**Prompt**
Print the data that follows exactly.

**Supplied material**
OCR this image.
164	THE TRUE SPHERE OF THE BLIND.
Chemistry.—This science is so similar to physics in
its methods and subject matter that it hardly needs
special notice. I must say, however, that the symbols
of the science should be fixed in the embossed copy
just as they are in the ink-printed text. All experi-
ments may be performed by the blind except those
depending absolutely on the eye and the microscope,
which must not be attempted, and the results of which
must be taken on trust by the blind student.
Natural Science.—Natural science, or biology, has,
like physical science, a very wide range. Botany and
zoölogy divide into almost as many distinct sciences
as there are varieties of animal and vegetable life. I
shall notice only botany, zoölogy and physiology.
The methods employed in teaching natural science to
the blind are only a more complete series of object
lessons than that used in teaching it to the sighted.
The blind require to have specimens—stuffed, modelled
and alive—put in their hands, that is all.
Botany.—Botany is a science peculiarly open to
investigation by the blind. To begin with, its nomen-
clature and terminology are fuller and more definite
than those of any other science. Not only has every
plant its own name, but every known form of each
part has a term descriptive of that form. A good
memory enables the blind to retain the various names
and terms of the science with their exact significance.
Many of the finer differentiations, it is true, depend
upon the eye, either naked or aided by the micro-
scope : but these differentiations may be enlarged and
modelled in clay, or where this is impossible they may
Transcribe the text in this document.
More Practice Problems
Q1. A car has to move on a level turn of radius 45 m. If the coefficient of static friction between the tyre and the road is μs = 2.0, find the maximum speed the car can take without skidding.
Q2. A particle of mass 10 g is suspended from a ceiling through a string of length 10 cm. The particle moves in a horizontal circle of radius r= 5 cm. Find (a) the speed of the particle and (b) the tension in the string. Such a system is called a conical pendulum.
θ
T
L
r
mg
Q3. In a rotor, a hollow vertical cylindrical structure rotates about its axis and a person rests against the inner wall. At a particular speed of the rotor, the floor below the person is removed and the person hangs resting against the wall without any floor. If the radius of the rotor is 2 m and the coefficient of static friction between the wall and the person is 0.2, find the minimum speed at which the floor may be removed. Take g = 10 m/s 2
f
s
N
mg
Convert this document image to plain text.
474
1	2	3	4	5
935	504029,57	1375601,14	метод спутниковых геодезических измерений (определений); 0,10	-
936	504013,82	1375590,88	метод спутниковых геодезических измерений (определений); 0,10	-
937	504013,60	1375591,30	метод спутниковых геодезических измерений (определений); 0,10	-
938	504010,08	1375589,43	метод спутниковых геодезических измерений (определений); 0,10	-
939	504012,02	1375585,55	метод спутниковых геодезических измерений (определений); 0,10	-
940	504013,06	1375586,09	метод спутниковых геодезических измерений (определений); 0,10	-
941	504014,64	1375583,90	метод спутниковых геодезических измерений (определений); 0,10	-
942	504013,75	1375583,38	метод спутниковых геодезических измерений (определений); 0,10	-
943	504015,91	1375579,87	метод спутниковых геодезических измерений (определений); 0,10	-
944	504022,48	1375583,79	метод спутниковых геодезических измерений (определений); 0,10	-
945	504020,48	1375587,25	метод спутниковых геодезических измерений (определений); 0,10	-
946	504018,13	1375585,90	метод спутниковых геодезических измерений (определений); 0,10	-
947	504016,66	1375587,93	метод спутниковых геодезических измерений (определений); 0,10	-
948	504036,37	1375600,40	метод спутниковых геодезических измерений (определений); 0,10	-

**Finished exercise**
OCR this image.
164	THE TRUE SPHERE OF THE BLIND.
Chemistry.—This science is so similar to physics in
its methods and subject matter that it hardly needs
special notice. I must say, however, that the symbols
of the science should be fixed in the embossed copy
just as they are in the ink-printed text. All experi-
ments may be performed by the blind except those
depending absolutely on the eye and the microscope,
which must not be attempted, and the results of which
must be taken on trust by the blind student.
Natural Science.—Natural science, or biology, has,
like physical science, a very wide range. Botany and
zoölogy divide into almost as many distinct sciences
as there are varieties of animal and vegetable life. I
shall notice only botany, zoölogy and physiology.
The methods employed in teaching natural science to
the blind are only a more complete series of object
lessons than that used in teaching it to the sighted.
The blind require to have specimens—stuffed, modelled
and alive—put in their hands, that is all.
Botany.—Botany is a science peculiarly open to
investigation by the blind. To begin with, its nomen-
clature and terminology are fuller and more definite
than those of any other science. Not only has every
plant its own name, but every known form of each
part has a term descriptive of that form. A good
memory enables the blind to retain the various names
and terms of the science with their exact significance.
Many of the finer differentiations, it is true, depend
upon the eye, either naked or aided by the micro-
scope : but these differentiations may be enlarged and
modelled in clay, or where this is impossible they may
Transcribe the text in this document.
More Practice Problems
Q1. A car has to move on a level turn of radius 45 m. If the coefficient of static friction between the tyre and the road is μs = 2.0, find the maximum speed the car can take without skidding.
Q2. A particle of mass 10 g is suspended from a ceiling through a string of length 10 cm. The particle moves in a horizontal circle of radius r= 5 cm. Find (a) the speed of the particle and (b) the tension in the string. Such a system is called a conical pendulum.
θ
T
L
r
mg
Q3. In a rotor, a hollow vertical cylindrical structure rotates about its axis and a person rests against the inner wall. At a particular speed of the rotor, the floor below the person is removed and the person hangs resting against the wall without any floor. If the radius of the rotor is 2 m and the coefficient of static friction between the wall and the person is 0.2, find the minimum speed at which the floor may be removed. Take g = 10 m/s 2
f
s
N
mg
Convert this document image to plain text.
474
1	2	3	4	5
935	504029,57	1375601,14	метод спутниковых геодезических измерений (определений); 0,10	-
936	504013,82	1375590,88	метод спутниковых геодезических измерений (определений); 0,10	-
937	504013,60	1375591,30	метод спутниковых геодезических измерений (определений); 0,10	-
938	504010,08	1375589,43	метод спутниковых геодезических измерений (определений); 0,10	-
939	504012,02	1375585,55	метод спутниковых геодезических измерений (определений); 0,10	-
940	504013,06	1375586,09	метод спутниковых геодезических измерений (определений); 0,10	-
941	504014,64	1375583,90	метод спутниковых геодезических измерений (определений); 0,10	-
942	504013,75	1375583,38	метод спутниковых геодезических измерений (определений); 0,10	-
943	504015,91	1375579,87	метод спутниковых геодезических измерений (определений); 0,10	-
944	504022,48	1375583,79	метод спутниковых геодезических измерений (определений); 0,10	-
945	504020,48	1375587,25	метод спутниковых геодезических измерений (определений); 0,10	-
946	504018,13	1375585,90	метод спутниковых геодезических измерений (определений); 0,10	-
947	504016,66	1375587,93	метод спутниковых геодезических измерений (определений); 0,10	-
948	504036,37	1375600,40	метод спутниковых геодезических измерений (определений); 0,10	-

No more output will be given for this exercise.